begin MATERIAL TO PROCESS

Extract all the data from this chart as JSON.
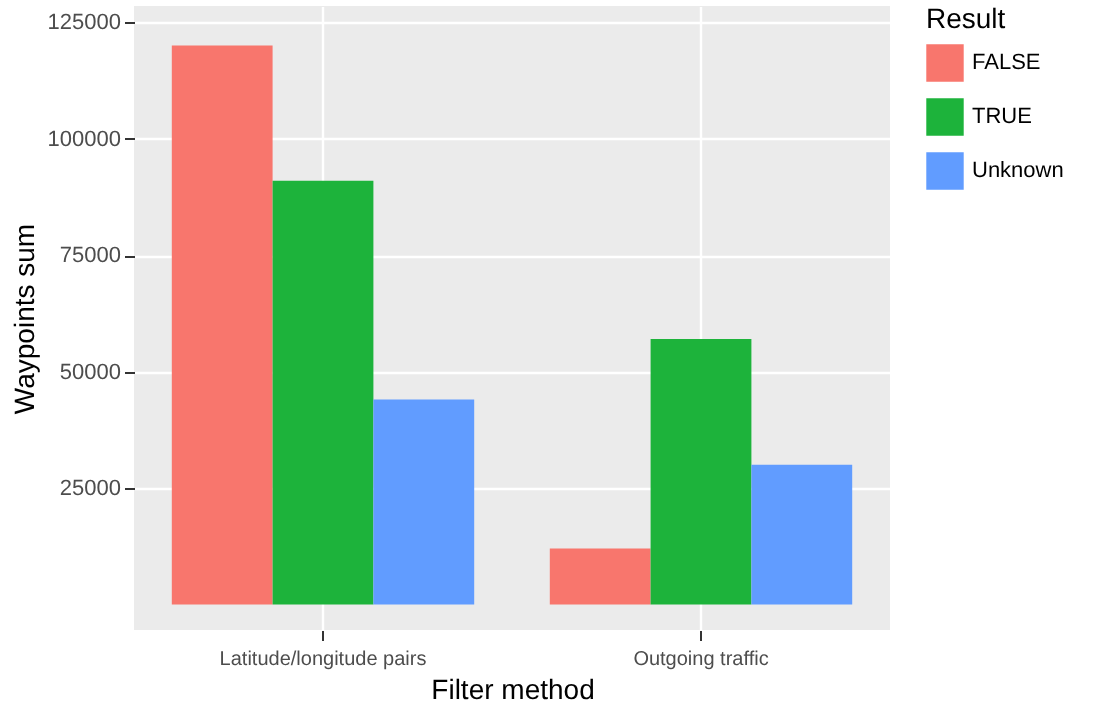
{
  "chart_data": {
    "type": "bar",
    "xlabel": "Filter method",
    "ylabel": "Waypoints sum",
    "legend_title": "Result",
    "categories": [
      "Latitude/longitude pairs",
      "Outgoing traffic"
    ],
    "series": [
      {
        "name": "FALSE",
        "color": "#f8766d",
        "values": [
          120000,
          12000
        ]
      },
      {
        "name": "TRUE",
        "color": "#1db33b",
        "values": [
          91000,
          57000
        ]
      },
      {
        "name": "Unknown",
        "color": "#619cff",
        "values": [
          44000,
          30000
        ]
      }
    ],
    "ylim": [
      -5500,
      128500
    ],
    "yticks": [
      25000,
      50000,
      75000,
      100000,
      125000
    ],
    "grid": true,
    "legend": "right"
  }
}
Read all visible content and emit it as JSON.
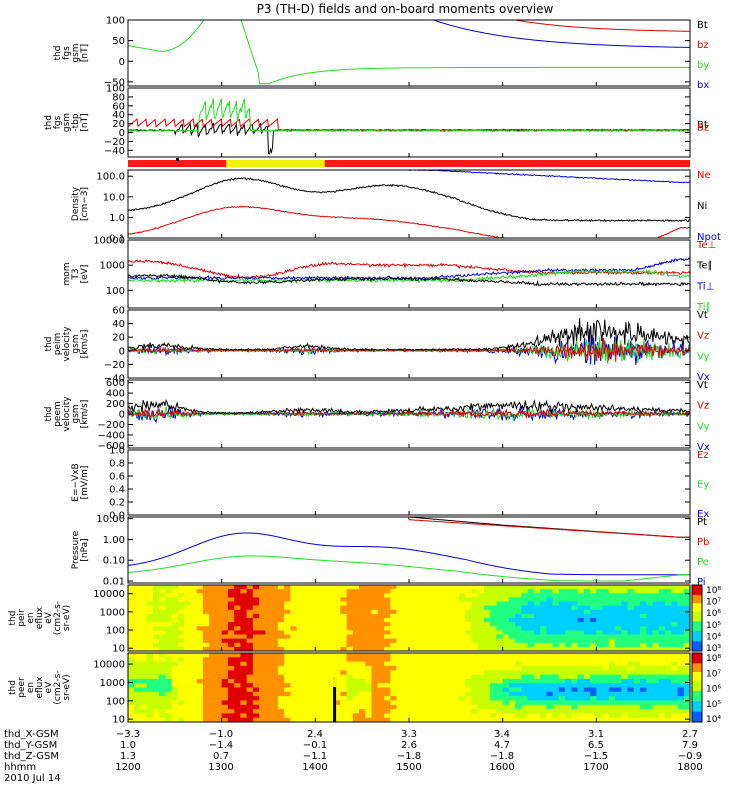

end MATERIAL TO PROCESS

▸ AIM: Copy out every line of the material above exactly, skipping the pictures.

▸ CORRECT RESPONSE:
Extract all the data from this chart as JSON.
{
  "chart_data": {
    "type": "bar",
    "xlabel": "Filter method",
    "ylabel": "Waypoints sum",
    "legend_title": "Result",
    "categories": [
      "Latitude/longitude pairs",
      "Outgoing traffic"
    ],
    "series": [
      {
        "name": "FALSE",
        "color": "#f8766d",
        "values": [
          120000,
          12000
        ]
      },
      {
        "name": "TRUE",
        "color": "#1db33b",
        "values": [
          91000,
          57000
        ]
      },
      {
        "name": "Unknown",
        "color": "#619cff",
        "values": [
          44000,
          30000
        ]
      }
    ],
    "ylim": [
      -5500,
      128500
    ],
    "yticks": [
      25000,
      50000,
      75000,
      100000,
      125000
    ],
    "grid": true,
    "legend": "right"
  }
}
Read all visible content and emit it as JSON.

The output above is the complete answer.